(Source data)
::::::

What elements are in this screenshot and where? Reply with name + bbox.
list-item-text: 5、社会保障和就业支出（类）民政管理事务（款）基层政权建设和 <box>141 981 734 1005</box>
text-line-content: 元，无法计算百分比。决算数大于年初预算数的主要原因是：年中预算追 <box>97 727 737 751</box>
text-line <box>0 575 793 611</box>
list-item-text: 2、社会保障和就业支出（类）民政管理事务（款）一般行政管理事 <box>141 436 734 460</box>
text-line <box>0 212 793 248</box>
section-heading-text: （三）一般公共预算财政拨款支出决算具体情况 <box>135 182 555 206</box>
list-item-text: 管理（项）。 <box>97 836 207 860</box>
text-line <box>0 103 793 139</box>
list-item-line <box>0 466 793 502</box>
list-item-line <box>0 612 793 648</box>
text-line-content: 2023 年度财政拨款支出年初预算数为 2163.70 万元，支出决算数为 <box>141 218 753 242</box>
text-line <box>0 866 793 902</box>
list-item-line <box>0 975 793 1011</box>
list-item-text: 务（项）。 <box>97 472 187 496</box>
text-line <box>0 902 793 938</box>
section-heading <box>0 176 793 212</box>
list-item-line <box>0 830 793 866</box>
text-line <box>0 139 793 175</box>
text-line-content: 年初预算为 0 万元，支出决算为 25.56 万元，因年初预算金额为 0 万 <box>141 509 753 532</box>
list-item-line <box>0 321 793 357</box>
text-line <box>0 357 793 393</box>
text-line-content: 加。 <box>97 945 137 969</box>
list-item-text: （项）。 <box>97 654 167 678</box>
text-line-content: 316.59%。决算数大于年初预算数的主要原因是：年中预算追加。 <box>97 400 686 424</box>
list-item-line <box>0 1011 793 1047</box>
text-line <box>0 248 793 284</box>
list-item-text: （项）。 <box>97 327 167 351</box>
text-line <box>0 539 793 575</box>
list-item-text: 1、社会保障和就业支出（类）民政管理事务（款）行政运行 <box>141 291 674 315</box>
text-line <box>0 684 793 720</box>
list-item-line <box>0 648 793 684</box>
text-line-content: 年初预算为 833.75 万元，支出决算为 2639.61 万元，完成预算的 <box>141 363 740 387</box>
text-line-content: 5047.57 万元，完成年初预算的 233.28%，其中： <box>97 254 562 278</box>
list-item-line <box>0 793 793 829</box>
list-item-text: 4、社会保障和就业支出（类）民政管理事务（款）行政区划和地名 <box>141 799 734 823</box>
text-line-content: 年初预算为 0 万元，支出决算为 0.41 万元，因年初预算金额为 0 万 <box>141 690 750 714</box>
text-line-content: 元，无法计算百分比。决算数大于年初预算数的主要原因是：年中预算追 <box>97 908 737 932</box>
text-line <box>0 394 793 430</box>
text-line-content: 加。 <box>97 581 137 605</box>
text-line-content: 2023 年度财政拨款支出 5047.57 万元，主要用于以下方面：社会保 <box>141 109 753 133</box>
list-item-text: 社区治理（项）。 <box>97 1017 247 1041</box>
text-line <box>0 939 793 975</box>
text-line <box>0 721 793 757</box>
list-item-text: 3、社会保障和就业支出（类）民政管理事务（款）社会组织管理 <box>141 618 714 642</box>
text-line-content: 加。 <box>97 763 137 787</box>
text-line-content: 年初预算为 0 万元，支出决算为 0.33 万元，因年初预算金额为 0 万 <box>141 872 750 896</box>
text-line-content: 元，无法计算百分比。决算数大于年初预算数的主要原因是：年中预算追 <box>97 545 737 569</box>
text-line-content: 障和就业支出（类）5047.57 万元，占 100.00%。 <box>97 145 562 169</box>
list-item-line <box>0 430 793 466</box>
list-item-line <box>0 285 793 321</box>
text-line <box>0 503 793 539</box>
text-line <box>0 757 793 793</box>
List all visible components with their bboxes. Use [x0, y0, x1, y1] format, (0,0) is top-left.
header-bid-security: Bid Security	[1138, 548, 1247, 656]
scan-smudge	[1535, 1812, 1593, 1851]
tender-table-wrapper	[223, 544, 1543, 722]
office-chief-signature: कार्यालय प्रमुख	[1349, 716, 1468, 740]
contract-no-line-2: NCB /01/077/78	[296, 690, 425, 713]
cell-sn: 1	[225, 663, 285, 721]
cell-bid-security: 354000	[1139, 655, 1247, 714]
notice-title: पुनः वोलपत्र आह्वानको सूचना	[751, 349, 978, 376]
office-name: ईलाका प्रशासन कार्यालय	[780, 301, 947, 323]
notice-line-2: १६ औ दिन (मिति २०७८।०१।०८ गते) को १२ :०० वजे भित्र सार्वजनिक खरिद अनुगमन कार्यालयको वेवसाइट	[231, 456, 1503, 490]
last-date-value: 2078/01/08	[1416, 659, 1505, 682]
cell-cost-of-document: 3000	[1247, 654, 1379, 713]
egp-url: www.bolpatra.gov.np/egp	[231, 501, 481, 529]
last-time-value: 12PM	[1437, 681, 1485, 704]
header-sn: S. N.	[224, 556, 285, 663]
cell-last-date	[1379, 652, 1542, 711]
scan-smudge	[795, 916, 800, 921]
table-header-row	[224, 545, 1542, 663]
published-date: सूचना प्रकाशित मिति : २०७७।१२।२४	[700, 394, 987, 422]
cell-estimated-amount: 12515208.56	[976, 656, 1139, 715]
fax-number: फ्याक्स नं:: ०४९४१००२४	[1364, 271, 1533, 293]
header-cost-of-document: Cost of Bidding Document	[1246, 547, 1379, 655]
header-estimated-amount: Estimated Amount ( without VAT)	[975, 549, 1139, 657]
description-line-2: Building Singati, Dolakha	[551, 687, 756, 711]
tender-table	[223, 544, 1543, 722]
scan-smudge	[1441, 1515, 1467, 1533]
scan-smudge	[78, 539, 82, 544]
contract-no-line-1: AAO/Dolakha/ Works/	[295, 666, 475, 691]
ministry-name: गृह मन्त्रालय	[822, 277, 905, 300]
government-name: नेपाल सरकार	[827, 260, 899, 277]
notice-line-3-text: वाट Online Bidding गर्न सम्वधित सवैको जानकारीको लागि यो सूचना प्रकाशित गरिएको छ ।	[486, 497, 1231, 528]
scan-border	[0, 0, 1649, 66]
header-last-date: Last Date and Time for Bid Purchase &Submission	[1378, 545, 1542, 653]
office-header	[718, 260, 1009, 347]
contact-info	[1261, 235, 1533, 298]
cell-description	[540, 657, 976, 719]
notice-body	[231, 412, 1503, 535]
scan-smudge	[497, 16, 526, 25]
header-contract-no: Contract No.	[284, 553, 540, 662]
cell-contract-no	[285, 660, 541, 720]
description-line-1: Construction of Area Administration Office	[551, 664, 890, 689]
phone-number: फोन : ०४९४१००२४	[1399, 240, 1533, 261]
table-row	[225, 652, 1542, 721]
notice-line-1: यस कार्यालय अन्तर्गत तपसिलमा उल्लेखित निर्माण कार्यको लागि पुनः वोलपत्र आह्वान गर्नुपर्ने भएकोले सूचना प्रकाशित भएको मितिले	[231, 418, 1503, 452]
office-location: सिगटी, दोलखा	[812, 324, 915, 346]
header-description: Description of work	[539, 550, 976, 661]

::::::

● **What you are asked to do**: Convert the lines of the listing, starting from its first line and ending with the line containing "text-line <box>0 212 793 248</box>", inclusive, into a Markdown table with a row number in the No. column and the line in the Text column, skipping any blank lines.

● **Written reply**:
| No. | Text |
|---|---|
| 1 | What elements are in this screenshot and where? Reply with name + bbox. |
| 2 | list-item-text: 5、社会保障和就业支出（类）民政管理事务（款）基层政权建设和 <box>141 981 734 1005</box> |
| 3 | text-line-content: 元，无法计算百分比。决算数大于年初预算数的主要原因是：年中预算追 <box>97 727 737 751</box> |
| 4 | text-line <box>0 575 793 611</box> |
| 5 | list-item-text: 2、社会保障和就业支出（类）民政管理事务（款）一般行政管理事 <box>141 436 734 460</box> |
| 6 | text-line <box>0 212 793 248</box> |